YOUR TASK: Below are the records. Gather each line that holds "them".

GIVEN ENTRIES:

********************

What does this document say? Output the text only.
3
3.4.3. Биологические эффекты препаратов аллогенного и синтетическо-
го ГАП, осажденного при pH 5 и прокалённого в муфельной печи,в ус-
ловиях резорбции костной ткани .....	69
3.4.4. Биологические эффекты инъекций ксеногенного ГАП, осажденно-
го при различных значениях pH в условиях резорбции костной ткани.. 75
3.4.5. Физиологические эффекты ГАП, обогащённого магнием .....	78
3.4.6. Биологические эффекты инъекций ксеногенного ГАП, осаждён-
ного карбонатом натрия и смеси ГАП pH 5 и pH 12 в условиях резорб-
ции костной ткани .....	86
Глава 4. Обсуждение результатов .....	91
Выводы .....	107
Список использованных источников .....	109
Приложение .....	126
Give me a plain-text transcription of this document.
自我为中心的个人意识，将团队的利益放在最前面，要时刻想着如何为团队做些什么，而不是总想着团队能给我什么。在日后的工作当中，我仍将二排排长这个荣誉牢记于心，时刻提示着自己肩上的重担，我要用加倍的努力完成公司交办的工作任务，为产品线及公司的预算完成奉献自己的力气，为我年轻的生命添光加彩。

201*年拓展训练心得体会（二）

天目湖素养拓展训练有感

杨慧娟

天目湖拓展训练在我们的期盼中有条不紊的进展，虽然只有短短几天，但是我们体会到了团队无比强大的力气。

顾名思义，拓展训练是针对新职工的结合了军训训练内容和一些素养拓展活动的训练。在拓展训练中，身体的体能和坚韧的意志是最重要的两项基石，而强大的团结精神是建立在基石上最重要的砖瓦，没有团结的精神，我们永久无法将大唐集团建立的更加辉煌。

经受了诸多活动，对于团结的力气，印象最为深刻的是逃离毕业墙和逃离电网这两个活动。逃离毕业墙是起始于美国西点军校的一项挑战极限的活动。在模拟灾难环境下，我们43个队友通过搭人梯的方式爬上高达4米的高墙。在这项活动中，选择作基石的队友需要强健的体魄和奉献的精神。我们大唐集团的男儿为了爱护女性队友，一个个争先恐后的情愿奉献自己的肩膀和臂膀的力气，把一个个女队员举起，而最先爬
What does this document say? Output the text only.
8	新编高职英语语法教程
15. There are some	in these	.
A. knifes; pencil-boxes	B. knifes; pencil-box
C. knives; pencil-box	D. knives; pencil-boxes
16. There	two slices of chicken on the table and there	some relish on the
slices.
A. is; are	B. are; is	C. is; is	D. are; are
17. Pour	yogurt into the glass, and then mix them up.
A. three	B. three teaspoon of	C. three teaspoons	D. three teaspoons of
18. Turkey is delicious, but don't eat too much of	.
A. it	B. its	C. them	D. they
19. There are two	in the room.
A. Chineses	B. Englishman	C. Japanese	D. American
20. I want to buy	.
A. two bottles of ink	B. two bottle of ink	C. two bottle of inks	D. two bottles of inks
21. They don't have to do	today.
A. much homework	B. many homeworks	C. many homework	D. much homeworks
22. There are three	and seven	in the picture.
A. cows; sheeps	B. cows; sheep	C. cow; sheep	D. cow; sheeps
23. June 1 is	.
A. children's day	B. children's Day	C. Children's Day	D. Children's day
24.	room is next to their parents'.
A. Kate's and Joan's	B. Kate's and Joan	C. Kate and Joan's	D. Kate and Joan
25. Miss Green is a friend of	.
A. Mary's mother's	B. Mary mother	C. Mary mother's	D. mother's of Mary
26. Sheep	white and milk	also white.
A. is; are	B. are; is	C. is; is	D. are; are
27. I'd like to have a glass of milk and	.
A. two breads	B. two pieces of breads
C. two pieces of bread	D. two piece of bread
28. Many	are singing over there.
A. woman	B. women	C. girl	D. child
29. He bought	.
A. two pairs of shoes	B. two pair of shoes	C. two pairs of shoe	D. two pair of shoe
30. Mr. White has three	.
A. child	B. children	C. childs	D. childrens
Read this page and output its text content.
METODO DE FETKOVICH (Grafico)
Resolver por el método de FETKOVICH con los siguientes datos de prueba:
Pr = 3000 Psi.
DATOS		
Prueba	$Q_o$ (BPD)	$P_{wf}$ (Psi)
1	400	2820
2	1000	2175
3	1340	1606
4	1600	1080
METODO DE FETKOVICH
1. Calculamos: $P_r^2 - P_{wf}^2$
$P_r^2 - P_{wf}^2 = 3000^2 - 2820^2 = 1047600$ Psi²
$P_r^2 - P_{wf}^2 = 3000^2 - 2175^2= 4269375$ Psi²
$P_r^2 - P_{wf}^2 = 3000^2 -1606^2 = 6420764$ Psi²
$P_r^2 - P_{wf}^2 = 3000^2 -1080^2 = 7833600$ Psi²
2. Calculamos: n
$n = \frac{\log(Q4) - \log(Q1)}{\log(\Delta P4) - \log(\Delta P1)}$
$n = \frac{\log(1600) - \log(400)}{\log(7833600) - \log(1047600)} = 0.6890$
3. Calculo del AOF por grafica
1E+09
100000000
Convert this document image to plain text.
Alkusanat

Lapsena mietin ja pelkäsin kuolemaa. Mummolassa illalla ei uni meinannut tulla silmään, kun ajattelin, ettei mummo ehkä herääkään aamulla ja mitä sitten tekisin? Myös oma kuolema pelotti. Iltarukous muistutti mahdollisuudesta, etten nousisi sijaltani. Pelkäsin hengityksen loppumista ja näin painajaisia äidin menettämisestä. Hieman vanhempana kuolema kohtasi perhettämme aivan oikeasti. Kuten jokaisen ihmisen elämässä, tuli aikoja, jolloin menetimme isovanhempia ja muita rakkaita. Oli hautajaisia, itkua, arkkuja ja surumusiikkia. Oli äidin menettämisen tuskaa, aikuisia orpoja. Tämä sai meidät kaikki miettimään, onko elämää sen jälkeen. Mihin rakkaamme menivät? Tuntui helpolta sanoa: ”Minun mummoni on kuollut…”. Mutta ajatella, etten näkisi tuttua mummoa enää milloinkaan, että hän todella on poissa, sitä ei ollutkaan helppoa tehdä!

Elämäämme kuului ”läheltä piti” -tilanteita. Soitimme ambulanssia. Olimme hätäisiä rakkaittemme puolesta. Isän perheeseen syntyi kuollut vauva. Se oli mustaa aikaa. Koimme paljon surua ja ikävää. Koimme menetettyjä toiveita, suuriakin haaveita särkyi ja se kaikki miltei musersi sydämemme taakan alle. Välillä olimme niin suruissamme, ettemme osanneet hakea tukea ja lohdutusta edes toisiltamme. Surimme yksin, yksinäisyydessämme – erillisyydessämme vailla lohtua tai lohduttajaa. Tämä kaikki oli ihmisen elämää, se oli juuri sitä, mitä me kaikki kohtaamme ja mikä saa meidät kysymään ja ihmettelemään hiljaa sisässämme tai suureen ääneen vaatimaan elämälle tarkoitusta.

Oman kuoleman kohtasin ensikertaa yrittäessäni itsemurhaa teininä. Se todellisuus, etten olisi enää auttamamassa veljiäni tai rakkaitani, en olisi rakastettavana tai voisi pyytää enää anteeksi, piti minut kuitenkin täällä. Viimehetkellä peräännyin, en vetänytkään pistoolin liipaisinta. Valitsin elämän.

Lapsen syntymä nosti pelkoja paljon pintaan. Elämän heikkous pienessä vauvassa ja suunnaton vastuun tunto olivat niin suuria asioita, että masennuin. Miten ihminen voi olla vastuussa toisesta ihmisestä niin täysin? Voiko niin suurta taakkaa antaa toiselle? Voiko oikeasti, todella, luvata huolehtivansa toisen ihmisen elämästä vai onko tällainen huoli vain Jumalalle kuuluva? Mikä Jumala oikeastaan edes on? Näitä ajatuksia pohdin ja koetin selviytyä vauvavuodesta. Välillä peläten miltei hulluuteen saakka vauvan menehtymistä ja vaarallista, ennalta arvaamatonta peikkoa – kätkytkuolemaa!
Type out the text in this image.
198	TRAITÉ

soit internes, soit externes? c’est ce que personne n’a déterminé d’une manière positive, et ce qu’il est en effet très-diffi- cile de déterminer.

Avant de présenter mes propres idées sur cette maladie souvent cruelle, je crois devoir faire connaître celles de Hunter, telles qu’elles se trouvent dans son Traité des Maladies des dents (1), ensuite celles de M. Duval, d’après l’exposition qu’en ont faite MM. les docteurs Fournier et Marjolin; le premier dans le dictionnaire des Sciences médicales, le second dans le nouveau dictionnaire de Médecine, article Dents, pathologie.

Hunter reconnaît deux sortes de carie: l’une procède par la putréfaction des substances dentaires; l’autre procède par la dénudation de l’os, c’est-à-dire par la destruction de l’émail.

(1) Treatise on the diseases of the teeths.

********************

PROBLEM SOLUTION:
17. Pour	yogurt into the glass, and then mix them up.
A. it	B. its	C. them	D. they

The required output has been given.